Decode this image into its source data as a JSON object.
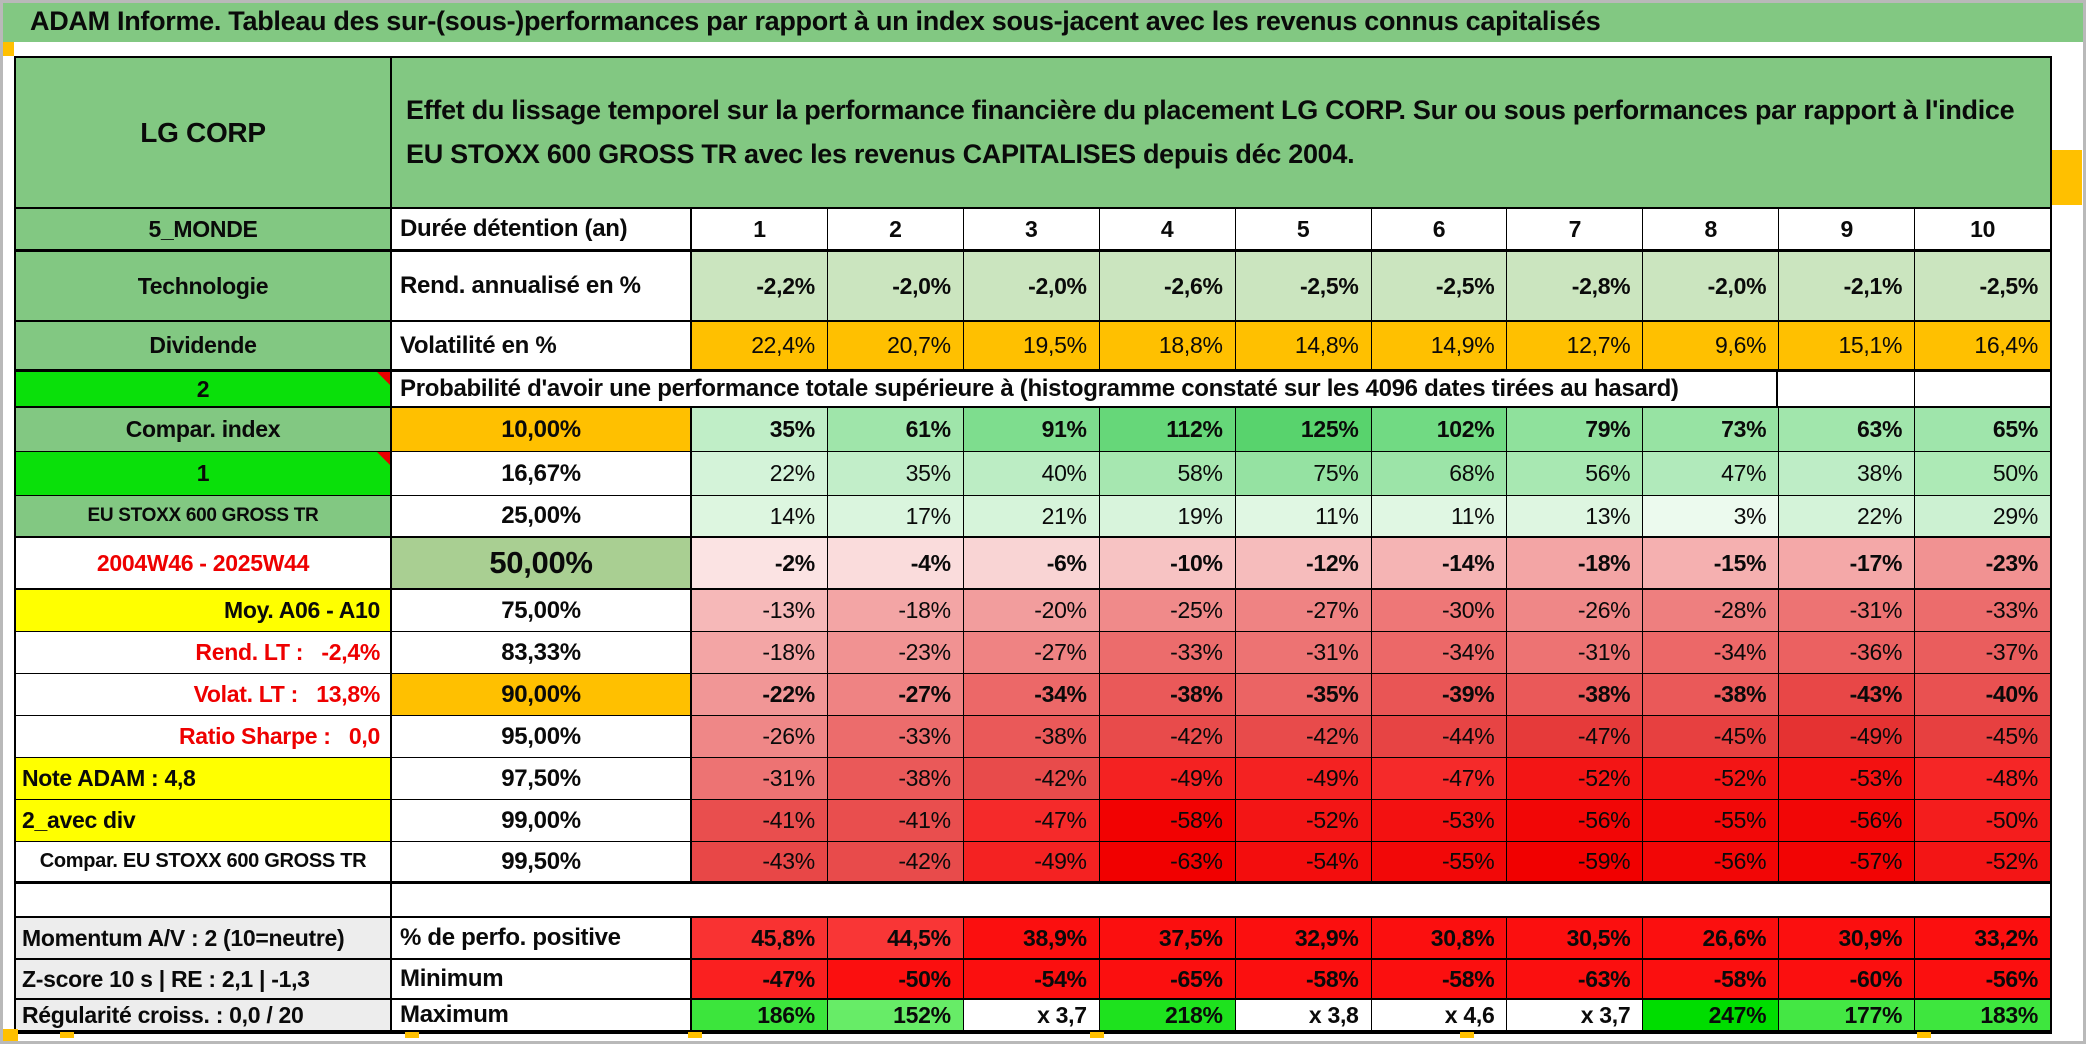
{
  "title": "ADAM Informe. Tableau des sur-(sous-)performances par rapport à un index sous-jacent avec les revenus connus capitalisés",
  "header": {
    "name": "LG CORP",
    "description": "Effet du lissage temporel sur la performance financière du placement LG CORP. Sur ou sous performances par rapport à l'indice EU STOXX 600 GROSS TR avec les revenus CAPITALISES depuis déc 2004."
  },
  "colors": {
    "band_green": "#82c882",
    "bright_green": "#0ae00a",
    "orange": "#ffc000",
    "yellow": "#ffff00",
    "sage": "#a9cf92",
    "gray_label": "#ededed",
    "red_text": "#ee0000",
    "rend_row_green": "#cbe5bf"
  },
  "rows": [
    {
      "id": "duree",
      "a": "5_MONDE",
      "b": "Durée détention (an)",
      "values": [
        "1",
        "2",
        "3",
        "4",
        "5",
        "6",
        "7",
        "8",
        "9",
        "10"
      ],
      "cell_bg": [
        "#ffffff",
        "#ffffff",
        "#ffffff",
        "#ffffff",
        "#ffffff",
        "#ffffff",
        "#ffffff",
        "#ffffff",
        "#ffffff",
        "#ffffff"
      ]
    },
    {
      "id": "rend",
      "a": "Technologie",
      "b": "Rend. annualisé en %",
      "values": [
        "-2,2%",
        "-2,0%",
        "-2,0%",
        "-2,6%",
        "-2,5%",
        "-2,5%",
        "-2,8%",
        "-2,0%",
        "-2,1%",
        "-2,5%"
      ],
      "cell_bg": [
        "#cbe5bf",
        "#cbe5bf",
        "#cbe5bf",
        "#cbe5bf",
        "#cbe5bf",
        "#cbe5bf",
        "#cbe5bf",
        "#cbe5bf",
        "#cbe5bf",
        "#cbe5bf"
      ]
    },
    {
      "id": "volat",
      "a": "Dividende",
      "b": "Volatilité en %",
      "values": [
        "22,4%",
        "20,7%",
        "19,5%",
        "18,8%",
        "14,8%",
        "14,9%",
        "12,7%",
        "9,6%",
        "15,1%",
        "16,4%"
      ],
      "cell_bg": [
        "#ffc000",
        "#ffc000",
        "#ffc000",
        "#ffc000",
        "#ffc000",
        "#ffc000",
        "#ffc000",
        "#ffc000",
        "#ffc000",
        "#ffc000"
      ]
    },
    {
      "id": "proba",
      "a": "2",
      "span_text": "Probabilité d'avoir une performance totale supérieure à (histogramme constaté sur les 4096 dates tirées au hasard)",
      "values": [
        "",
        ""
      ],
      "cell_bg": [
        "#ffffff",
        "#ffffff"
      ]
    },
    {
      "id": "p10",
      "a": "Compar. index",
      "b": "10,00%",
      "b_bg": "#ffc000",
      "values": [
        "35%",
        "61%",
        "91%",
        "112%",
        "125%",
        "102%",
        "79%",
        "73%",
        "63%",
        "65%"
      ],
      "cell_bg": [
        "#c0eec7",
        "#9fe5aa",
        "#7edd8e",
        "#66d779",
        "#58d36d",
        "#71da83",
        "#8fe19c",
        "#97e3a3",
        "#a1e6ac",
        "#9fe5ab"
      ]
    },
    {
      "id": "p1667",
      "a": "1",
      "b": "16,67%",
      "values": [
        "22%",
        "35%",
        "40%",
        "58%",
        "75%",
        "68%",
        "56%",
        "47%",
        "38%",
        "50%"
      ],
      "cell_bg": [
        "#d4f3d9",
        "#c2eec9",
        "#bcedc4",
        "#a6e7b0",
        "#95e2a2",
        "#9ce4a8",
        "#a8e8b2",
        "#b1eabb",
        "#beedc6",
        "#adeab6"
      ]
    },
    {
      "id": "p25",
      "a": "EU STOXX 600 GROSS TR",
      "b": "25,00%",
      "values": [
        "14%",
        "17%",
        "21%",
        "19%",
        "11%",
        "11%",
        "13%",
        "3%",
        "22%",
        "29%"
      ],
      "cell_bg": [
        "#ddf6e0",
        "#daf5de",
        "#d6f4da",
        "#d8f4dc",
        "#e0f7e3",
        "#e0f7e3",
        "#def6e1",
        "#ecfaee",
        "#d4f3d9",
        "#ccf1d2"
      ]
    },
    {
      "id": "p50",
      "a": "2004W46 - 2025W44",
      "b": "50,00%",
      "b_bg": "#a9cf92",
      "values": [
        "-2%",
        "-4%",
        "-6%",
        "-10%",
        "-12%",
        "-14%",
        "-18%",
        "-15%",
        "-17%",
        "-23%"
      ],
      "cell_bg": [
        "#fbe3e3",
        "#fadcdc",
        "#f9d4d4",
        "#f7c3c3",
        "#f6bcbc",
        "#f5b4b4",
        "#f3a5a5",
        "#f5b0b0",
        "#f4a8a8",
        "#f19292"
      ]
    },
    {
      "id": "p75",
      "a": "Moy. A06 - A10",
      "b": "75,00%",
      "values": [
        "-13%",
        "-18%",
        "-20%",
        "-25%",
        "-27%",
        "-30%",
        "-26%",
        "-28%",
        "-31%",
        "-33%"
      ],
      "cell_bg": [
        "#f6b8b8",
        "#f3a5a5",
        "#f29d9d",
        "#f08a8a",
        "#ef8383",
        "#ee7777",
        "#ef8787",
        "#ee7f7f",
        "#ed7373",
        "#ec6c6c"
      ]
    },
    {
      "id": "p8333",
      "a": "Rend. LT :   -2,4%",
      "b": "83,33%",
      "values": [
        "-18%",
        "-23%",
        "-27%",
        "-33%",
        "-31%",
        "-34%",
        "-31%",
        "-34%",
        "-36%",
        "-37%"
      ],
      "cell_bg": [
        "#f3a5a5",
        "#f19292",
        "#ef8383",
        "#ec6c6c",
        "#ed7373",
        "#ec6868",
        "#ed7373",
        "#ec6868",
        "#eb6161",
        "#ea5d5d"
      ]
    },
    {
      "id": "p90",
      "a": "Volat. LT :   13,8%",
      "b": "90,00%",
      "b_bg": "#ffc000",
      "values": [
        "-22%",
        "-27%",
        "-34%",
        "-38%",
        "-35%",
        "-39%",
        "-38%",
        "-38%",
        "-43%",
        "-40%"
      ],
      "cell_bg": [
        "#f19696",
        "#ef8383",
        "#ec6868",
        "#ea5959",
        "#eb6464",
        "#e95555",
        "#ea5959",
        "#ea5959",
        "#e84747",
        "#e95151"
      ]
    },
    {
      "id": "p95",
      "a": "Ratio Sharpe :   0,0",
      "b": "95,00%",
      "values": [
        "-26%",
        "-33%",
        "-38%",
        "-42%",
        "-42%",
        "-44%",
        "-47%",
        "-45%",
        "-49%",
        "-45%"
      ],
      "cell_bg": [
        "#ef8787",
        "#ec6c6c",
        "#ea5959",
        "#e84b4b",
        "#e84b4b",
        "#e74444",
        "#e63a3a",
        "#e74040",
        "#e53232",
        "#e74040"
      ]
    },
    {
      "id": "p975",
      "a": "Note ADAM : 4,8",
      "b": "97,50%",
      "values": [
        "-31%",
        "-38%",
        "-42%",
        "-49%",
        "-49%",
        "-47%",
        "-52%",
        "-52%",
        "-53%",
        "-48%"
      ],
      "cell_bg": [
        "#ed7373",
        "#ea5959",
        "#e84b4b",
        "#f42222",
        "#f42222",
        "#f52a2a",
        "#f31515",
        "#f31515",
        "#f31111",
        "#f52626"
      ]
    },
    {
      "id": "p99",
      "a": "2_avec div",
      "b": "99,00%",
      "values": [
        "-41%",
        "-41%",
        "-47%",
        "-58%",
        "-52%",
        "-53%",
        "-56%",
        "-55%",
        "-56%",
        "-50%"
      ],
      "cell_bg": [
        "#e94e4e",
        "#e94e4e",
        "#f52a2a",
        "#f20202",
        "#f31515",
        "#f31111",
        "#f20606",
        "#f20808",
        "#f20606",
        "#f41d1d"
      ]
    },
    {
      "id": "p995",
      "a": "Compar. EU STOXX 600 GROSS TR",
      "b": "99,50%",
      "values": [
        "-43%",
        "-42%",
        "-49%",
        "-63%",
        "-54%",
        "-55%",
        "-59%",
        "-56%",
        "-57%",
        "-52%"
      ],
      "cell_bg": [
        "#e84747",
        "#e84b4b",
        "#f42222",
        "#f10000",
        "#f30d0d",
        "#f20808",
        "#f10000",
        "#f20606",
        "#f20404",
        "#f31515"
      ]
    },
    {
      "id": "spacer",
      "a": "",
      "values": [],
      "cell_bg": []
    },
    {
      "id": "perf",
      "a": "Momentum A/V : 2 (10=neutre)",
      "b": "% de perfo. positive",
      "values": [
        "45,8%",
        "44,5%",
        "38,9%",
        "37,5%",
        "32,9%",
        "30,8%",
        "30,5%",
        "26,6%",
        "30,9%",
        "33,2%"
      ],
      "cell_bg": [
        "#f93232",
        "#f93636",
        "#fb0f0f",
        "#fb0f0f",
        "#fb0f0f",
        "#fb0f0f",
        "#fb0f0f",
        "#fb0f0f",
        "#fb0f0f",
        "#fb0f0f"
      ]
    },
    {
      "id": "min",
      "a": "Z-score 10 s | RE : 2,1 | -1,3",
      "b": "Minimum",
      "values": [
        "-47%",
        "-50%",
        "-54%",
        "-65%",
        "-58%",
        "-58%",
        "-63%",
        "-58%",
        "-60%",
        "-56%"
      ],
      "cell_bg": [
        "#fa2020",
        "#fb0f0f",
        "#fb0f0f",
        "#fb0f0f",
        "#fb0f0f",
        "#fb0f0f",
        "#fb0f0f",
        "#fb0f0f",
        "#fb0f0f",
        "#fb0f0f"
      ]
    },
    {
      "id": "max",
      "a": "Régularité croiss. : 0,0 / 20",
      "b": "Maximum",
      "values": [
        "186%",
        "152%",
        "x 3,7",
        "218%",
        "x 3,8",
        "x 4,6",
        "x 3,7",
        "247%",
        "177%",
        "183%"
      ],
      "cell_bg": [
        "#3ce53c",
        "#67ec67",
        "#ffffff",
        "#1ee21e",
        "#ffffff",
        "#ffffff",
        "#ffffff",
        "#00dd00",
        "#44e744",
        "#3ee63e"
      ]
    }
  ]
}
########################################
§ **WHAT YOU ARE ASKED TO DO**: Pull out every line of the records above that contains the word "rapport".

§ **SOLUTION TO THIS PROBLEM**:
  "title": "ADAM Informe. Tableau des sur-(sous-)performances par rapport à un index sous-jacent avec les revenus connus capitalisés",
    "description": "Effet du lissage temporel sur la performance financière du placement LG CORP. Sur ou sous performances par rapport à l'indice EU STOXX 600 GROSS TR avec les revenus CAPITALISES depuis déc 2004."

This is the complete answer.